PROBLEM TO SOLVE:
Print the records word for word, from the very first line up to and including the line with "bar-category-label: 消费品销售贸易 (477, 166, 547, 179)".

----- EXTRACTED INFORMATION

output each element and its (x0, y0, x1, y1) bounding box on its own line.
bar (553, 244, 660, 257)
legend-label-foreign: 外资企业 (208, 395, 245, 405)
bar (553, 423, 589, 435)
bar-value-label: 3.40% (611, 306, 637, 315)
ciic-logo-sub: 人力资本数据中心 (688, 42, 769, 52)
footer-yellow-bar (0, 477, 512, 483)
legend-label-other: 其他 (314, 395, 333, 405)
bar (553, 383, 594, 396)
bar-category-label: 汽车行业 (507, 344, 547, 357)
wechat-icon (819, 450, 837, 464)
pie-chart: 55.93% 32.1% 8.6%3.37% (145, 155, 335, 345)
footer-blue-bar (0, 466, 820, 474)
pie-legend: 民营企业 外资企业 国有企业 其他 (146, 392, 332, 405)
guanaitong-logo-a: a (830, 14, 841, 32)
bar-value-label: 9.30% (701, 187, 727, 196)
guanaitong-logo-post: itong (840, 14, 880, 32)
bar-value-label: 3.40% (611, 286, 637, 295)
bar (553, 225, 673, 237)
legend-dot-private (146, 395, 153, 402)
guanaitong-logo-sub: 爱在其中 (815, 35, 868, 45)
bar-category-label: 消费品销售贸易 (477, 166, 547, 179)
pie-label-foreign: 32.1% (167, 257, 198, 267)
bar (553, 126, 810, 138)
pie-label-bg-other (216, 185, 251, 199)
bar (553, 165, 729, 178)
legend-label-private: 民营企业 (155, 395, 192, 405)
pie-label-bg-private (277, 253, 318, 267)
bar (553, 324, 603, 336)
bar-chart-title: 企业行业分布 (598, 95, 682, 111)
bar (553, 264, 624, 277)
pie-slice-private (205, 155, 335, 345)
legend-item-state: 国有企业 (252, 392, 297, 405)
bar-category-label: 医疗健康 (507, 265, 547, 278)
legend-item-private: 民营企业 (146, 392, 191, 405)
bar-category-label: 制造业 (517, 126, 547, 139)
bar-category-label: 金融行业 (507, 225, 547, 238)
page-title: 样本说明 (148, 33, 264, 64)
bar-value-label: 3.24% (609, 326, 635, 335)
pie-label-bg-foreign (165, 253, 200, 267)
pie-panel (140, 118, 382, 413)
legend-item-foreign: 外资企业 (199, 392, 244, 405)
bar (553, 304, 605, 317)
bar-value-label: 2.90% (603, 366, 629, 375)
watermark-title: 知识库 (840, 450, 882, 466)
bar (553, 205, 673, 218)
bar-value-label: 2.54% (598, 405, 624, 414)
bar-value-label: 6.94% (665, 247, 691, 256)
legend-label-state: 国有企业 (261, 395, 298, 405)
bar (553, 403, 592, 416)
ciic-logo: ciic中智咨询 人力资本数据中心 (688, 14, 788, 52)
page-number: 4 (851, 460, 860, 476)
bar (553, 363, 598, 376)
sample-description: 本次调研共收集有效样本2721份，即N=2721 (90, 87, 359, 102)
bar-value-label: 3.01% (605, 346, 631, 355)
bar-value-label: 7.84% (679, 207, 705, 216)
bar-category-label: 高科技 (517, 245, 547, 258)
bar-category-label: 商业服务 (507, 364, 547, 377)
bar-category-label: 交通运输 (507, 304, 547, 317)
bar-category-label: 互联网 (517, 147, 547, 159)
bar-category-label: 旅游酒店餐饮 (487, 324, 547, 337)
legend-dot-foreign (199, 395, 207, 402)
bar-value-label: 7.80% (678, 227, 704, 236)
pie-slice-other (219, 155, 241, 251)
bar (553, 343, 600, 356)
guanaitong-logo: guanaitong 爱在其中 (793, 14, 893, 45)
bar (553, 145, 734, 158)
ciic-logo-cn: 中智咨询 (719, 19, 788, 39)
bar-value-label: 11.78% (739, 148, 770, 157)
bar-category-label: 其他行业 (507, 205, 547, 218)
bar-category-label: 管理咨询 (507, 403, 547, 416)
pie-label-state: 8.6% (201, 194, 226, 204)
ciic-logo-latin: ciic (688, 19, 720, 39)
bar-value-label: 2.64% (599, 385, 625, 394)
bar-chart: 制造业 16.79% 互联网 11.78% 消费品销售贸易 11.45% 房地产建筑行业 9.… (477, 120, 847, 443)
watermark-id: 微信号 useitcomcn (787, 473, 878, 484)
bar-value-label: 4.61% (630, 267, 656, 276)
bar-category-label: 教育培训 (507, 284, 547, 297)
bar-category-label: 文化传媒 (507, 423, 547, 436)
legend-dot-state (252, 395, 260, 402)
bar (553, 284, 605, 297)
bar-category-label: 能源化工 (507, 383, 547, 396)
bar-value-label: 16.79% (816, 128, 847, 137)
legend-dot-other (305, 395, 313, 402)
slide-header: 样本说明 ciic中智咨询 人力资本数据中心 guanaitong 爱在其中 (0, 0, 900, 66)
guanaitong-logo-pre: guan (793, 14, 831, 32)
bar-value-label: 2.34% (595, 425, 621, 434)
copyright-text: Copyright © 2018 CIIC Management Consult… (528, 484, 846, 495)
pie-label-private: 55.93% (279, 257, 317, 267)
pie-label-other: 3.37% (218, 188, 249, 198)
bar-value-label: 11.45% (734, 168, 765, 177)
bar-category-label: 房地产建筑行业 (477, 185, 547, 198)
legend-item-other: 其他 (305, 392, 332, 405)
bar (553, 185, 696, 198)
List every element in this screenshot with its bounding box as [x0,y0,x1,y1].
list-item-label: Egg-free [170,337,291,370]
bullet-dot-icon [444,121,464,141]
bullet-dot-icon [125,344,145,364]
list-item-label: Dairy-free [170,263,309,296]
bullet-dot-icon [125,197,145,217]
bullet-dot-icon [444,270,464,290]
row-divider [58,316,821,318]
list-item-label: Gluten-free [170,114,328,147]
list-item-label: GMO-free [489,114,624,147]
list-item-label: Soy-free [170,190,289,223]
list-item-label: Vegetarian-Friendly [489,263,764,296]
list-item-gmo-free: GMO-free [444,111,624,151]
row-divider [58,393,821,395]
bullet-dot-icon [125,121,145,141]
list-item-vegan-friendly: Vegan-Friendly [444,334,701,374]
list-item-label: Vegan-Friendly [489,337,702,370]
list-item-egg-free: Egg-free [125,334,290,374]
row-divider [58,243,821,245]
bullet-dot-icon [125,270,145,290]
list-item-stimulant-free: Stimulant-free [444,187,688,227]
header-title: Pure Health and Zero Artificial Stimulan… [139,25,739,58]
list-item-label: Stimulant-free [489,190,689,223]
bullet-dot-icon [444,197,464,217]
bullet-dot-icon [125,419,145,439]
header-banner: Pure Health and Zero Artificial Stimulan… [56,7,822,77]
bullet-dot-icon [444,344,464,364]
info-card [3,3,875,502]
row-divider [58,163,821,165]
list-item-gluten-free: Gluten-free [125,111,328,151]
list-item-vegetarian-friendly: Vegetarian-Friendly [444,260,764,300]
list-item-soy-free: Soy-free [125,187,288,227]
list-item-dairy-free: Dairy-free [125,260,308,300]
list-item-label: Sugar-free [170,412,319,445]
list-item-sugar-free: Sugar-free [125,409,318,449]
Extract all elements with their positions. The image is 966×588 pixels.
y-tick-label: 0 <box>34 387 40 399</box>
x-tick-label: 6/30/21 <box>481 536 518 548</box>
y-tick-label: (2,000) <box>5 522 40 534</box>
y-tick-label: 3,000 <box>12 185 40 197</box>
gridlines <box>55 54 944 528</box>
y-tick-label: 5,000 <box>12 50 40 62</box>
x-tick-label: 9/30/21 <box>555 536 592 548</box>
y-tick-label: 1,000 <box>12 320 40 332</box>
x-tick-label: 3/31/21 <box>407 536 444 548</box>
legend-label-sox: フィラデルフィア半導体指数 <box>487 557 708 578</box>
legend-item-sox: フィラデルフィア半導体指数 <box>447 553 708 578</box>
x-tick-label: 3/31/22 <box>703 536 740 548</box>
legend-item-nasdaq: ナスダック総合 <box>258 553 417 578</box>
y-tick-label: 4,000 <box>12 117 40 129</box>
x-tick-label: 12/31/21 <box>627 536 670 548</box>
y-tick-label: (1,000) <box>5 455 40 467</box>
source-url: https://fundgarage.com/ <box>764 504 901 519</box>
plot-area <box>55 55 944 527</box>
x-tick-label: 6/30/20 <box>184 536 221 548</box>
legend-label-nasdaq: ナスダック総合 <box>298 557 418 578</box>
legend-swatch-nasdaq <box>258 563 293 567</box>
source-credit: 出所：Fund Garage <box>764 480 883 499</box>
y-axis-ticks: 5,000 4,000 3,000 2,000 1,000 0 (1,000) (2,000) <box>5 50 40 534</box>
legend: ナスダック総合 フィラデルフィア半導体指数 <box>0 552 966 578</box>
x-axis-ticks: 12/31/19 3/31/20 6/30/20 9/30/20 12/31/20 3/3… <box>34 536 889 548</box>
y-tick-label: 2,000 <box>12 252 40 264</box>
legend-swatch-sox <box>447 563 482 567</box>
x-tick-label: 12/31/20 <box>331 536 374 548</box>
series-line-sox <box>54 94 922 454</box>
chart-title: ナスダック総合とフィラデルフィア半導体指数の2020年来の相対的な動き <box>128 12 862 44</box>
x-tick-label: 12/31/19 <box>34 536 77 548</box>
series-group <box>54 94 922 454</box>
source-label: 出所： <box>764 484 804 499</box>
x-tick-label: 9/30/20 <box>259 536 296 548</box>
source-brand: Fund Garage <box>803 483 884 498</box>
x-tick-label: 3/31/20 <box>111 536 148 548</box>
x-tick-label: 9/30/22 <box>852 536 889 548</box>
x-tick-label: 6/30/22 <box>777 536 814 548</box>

----------

RESULT:
output each element and its (x0, y0, x1, y1) bounding box on its own line.
bar (553, 244, 660, 257)
legend-label-foreign: 外资企业 (208, 395, 245, 405)
bar (553, 423, 589, 435)
bar-value-label: 3.40% (611, 306, 637, 315)
ciic-logo-sub: 人力资本数据中心 (688, 42, 769, 52)
footer-yellow-bar (0, 477, 512, 483)
legend-label-other: 其他 (314, 395, 333, 405)
bar (553, 383, 594, 396)
bar-category-label: 汽车行业 (507, 344, 547, 357)
wechat-icon (819, 450, 837, 464)
pie-chart: 55.93% 32.1% 8.6%3.37% (145, 155, 335, 345)
footer-blue-bar (0, 466, 820, 474)
pie-legend: 民营企业 外资企业 国有企业 其他 (146, 392, 332, 405)
guanaitong-logo-a: a (830, 14, 841, 32)
bar-value-label: 9.30% (701, 187, 727, 196)
guanaitong-logo-post: itong (840, 14, 880, 32)
bar-value-label: 3.40% (611, 286, 637, 295)
bar (553, 225, 673, 237)
legend-dot-private (146, 395, 153, 402)
guanaitong-logo-sub: 爱在其中 (815, 35, 868, 45)
bar-category-label: 消费品销售贸易 (477, 166, 547, 179)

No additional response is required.